*WORK REQUIRED*
State how many lines hold the string "gifts". Give the number and nothing else.

*RECORD LIST*
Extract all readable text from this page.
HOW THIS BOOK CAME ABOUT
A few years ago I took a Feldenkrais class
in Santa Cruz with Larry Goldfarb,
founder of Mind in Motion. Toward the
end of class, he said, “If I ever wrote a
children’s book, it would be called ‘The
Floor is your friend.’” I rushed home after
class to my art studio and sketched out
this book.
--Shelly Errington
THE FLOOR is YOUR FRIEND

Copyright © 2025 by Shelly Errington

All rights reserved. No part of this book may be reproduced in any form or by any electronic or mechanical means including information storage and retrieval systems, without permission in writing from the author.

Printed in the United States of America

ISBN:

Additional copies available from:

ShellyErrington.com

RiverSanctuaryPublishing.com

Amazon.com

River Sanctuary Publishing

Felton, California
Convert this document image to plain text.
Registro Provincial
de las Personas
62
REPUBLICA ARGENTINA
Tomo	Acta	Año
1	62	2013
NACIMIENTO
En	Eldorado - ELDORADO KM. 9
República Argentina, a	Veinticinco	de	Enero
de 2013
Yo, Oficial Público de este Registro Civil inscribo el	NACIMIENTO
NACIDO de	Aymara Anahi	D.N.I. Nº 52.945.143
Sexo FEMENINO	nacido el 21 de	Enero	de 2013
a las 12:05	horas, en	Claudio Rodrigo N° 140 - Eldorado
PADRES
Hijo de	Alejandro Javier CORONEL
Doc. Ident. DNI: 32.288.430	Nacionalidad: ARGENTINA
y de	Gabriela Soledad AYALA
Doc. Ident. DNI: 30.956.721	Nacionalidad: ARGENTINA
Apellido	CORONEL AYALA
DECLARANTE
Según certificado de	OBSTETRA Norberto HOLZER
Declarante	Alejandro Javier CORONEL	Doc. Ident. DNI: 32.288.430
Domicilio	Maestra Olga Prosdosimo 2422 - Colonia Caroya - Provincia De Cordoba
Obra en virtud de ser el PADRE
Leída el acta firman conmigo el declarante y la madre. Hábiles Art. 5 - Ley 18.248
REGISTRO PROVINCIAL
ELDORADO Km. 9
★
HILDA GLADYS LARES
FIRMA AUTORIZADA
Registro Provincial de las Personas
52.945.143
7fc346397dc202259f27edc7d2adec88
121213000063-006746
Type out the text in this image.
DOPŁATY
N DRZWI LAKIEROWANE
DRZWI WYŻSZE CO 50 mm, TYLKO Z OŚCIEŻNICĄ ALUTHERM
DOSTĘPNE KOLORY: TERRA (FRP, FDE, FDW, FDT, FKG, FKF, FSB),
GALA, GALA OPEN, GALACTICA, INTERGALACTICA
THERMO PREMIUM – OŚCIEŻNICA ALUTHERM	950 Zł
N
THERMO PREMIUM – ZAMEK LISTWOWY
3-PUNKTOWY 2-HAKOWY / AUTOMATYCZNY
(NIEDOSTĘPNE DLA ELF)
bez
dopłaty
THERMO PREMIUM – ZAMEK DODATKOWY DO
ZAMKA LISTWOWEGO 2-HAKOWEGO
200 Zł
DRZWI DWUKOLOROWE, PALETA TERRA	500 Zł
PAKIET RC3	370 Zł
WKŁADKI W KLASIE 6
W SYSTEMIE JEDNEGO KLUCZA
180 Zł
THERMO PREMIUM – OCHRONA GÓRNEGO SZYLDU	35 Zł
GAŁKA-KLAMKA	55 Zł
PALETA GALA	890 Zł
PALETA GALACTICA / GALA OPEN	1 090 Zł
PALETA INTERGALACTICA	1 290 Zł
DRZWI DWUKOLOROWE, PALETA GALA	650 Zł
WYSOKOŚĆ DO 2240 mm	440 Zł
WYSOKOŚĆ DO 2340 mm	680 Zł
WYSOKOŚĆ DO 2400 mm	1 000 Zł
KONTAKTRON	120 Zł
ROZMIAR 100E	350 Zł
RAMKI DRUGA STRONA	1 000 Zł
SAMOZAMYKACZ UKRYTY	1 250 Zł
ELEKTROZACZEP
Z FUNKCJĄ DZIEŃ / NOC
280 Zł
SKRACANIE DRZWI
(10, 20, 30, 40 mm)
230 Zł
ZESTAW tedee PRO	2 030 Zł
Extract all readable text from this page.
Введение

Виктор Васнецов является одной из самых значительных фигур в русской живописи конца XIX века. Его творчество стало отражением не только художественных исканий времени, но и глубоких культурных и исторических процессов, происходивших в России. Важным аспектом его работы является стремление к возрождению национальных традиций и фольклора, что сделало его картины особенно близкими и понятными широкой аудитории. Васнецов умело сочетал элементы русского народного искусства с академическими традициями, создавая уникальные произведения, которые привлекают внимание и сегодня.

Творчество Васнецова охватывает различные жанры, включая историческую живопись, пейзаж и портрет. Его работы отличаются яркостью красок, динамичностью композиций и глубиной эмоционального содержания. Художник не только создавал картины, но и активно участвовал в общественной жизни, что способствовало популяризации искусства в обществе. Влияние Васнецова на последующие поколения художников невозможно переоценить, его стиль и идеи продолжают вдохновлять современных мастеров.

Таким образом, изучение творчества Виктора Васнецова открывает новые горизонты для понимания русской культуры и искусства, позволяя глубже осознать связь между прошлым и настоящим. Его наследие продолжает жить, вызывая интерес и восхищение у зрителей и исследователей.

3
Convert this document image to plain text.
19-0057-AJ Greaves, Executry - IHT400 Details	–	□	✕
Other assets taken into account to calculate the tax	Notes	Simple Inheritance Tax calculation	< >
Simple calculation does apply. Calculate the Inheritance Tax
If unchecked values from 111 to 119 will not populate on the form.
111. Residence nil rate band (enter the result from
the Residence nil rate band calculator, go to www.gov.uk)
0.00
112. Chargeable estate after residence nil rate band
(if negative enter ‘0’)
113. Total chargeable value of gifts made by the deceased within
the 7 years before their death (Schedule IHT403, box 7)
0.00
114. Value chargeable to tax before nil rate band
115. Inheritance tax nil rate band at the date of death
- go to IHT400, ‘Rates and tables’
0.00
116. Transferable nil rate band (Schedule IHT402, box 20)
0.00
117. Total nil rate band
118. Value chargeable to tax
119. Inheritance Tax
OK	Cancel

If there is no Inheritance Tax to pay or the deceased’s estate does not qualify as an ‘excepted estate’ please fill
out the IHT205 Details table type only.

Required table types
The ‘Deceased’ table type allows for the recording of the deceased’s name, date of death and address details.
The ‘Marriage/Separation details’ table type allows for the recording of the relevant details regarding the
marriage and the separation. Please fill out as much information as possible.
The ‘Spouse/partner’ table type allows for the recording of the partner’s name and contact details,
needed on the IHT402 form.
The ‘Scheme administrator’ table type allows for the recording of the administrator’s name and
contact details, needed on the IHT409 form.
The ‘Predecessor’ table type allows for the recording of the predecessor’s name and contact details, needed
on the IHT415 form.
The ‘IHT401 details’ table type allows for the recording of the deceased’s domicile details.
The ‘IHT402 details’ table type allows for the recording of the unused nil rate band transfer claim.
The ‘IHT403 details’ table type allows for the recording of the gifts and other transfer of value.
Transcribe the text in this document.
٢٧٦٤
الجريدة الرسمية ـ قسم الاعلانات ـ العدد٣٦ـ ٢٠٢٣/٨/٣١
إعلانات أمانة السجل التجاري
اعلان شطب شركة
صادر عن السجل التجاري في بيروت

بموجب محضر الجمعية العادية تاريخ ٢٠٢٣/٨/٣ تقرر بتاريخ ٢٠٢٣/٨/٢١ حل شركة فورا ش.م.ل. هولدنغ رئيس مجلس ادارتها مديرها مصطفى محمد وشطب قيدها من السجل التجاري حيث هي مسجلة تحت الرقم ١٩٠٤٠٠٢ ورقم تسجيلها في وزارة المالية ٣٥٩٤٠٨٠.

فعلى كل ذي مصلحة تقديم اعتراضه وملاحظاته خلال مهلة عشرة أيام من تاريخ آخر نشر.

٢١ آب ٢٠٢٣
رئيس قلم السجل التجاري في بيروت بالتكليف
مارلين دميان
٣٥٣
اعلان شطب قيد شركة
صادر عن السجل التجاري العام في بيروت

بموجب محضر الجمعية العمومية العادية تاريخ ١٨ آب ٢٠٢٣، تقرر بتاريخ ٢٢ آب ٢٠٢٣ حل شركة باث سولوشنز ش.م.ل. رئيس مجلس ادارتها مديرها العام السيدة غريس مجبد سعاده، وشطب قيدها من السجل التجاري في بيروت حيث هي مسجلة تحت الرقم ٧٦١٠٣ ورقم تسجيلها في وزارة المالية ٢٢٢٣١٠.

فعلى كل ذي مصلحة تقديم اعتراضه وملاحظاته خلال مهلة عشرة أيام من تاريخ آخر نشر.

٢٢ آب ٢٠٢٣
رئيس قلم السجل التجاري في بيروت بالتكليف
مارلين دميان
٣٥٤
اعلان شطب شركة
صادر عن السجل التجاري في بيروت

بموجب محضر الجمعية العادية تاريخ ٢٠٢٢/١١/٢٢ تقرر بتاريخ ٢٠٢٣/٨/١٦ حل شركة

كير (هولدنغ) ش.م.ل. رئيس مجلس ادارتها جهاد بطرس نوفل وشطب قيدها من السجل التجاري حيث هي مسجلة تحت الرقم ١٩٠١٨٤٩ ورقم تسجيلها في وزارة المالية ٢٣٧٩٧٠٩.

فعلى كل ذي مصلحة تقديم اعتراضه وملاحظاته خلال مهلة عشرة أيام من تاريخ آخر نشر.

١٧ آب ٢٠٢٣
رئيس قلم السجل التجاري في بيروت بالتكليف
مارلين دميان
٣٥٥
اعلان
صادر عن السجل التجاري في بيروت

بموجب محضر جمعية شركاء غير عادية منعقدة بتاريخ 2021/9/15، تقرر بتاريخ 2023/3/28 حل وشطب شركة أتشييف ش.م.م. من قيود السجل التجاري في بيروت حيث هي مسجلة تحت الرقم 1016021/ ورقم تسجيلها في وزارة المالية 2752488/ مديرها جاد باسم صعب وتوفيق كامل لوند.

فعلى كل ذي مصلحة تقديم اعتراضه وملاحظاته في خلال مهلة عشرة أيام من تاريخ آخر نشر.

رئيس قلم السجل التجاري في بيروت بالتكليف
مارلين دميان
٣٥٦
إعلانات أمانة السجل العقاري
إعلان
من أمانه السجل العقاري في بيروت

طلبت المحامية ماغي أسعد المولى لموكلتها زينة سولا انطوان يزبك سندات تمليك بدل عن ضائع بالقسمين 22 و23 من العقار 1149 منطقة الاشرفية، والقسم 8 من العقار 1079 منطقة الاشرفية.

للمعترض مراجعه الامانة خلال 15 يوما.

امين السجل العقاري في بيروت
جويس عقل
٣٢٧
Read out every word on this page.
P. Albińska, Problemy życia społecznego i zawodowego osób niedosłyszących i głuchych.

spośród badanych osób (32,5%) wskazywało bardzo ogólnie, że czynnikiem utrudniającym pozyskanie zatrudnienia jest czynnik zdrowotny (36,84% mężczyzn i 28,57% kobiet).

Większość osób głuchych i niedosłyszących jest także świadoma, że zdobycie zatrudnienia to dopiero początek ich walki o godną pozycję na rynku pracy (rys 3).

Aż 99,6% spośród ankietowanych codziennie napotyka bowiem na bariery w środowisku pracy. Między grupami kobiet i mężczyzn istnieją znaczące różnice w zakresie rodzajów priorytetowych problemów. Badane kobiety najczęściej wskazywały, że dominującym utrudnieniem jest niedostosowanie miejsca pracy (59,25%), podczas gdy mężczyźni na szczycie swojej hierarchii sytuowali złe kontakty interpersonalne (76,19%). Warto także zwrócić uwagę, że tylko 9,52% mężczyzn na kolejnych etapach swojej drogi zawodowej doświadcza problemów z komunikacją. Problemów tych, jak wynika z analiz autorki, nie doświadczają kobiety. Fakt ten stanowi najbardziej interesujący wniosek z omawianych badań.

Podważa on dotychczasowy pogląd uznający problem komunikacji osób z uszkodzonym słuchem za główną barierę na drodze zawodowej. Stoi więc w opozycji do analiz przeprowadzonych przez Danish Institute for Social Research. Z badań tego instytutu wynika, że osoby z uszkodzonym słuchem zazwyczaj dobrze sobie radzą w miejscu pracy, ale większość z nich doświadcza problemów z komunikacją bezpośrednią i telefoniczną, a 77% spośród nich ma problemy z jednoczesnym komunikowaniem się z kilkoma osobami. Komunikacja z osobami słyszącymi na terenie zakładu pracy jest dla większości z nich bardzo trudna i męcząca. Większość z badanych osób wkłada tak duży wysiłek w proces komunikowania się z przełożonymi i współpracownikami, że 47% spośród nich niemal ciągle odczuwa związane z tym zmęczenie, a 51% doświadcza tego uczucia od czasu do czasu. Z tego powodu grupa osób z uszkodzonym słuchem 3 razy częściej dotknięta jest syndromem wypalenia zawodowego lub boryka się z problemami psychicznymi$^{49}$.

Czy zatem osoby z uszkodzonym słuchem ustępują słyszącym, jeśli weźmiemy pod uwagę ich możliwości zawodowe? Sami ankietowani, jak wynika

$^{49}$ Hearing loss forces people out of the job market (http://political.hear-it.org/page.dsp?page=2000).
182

*RESPONSE TO THE EXERCISE*
2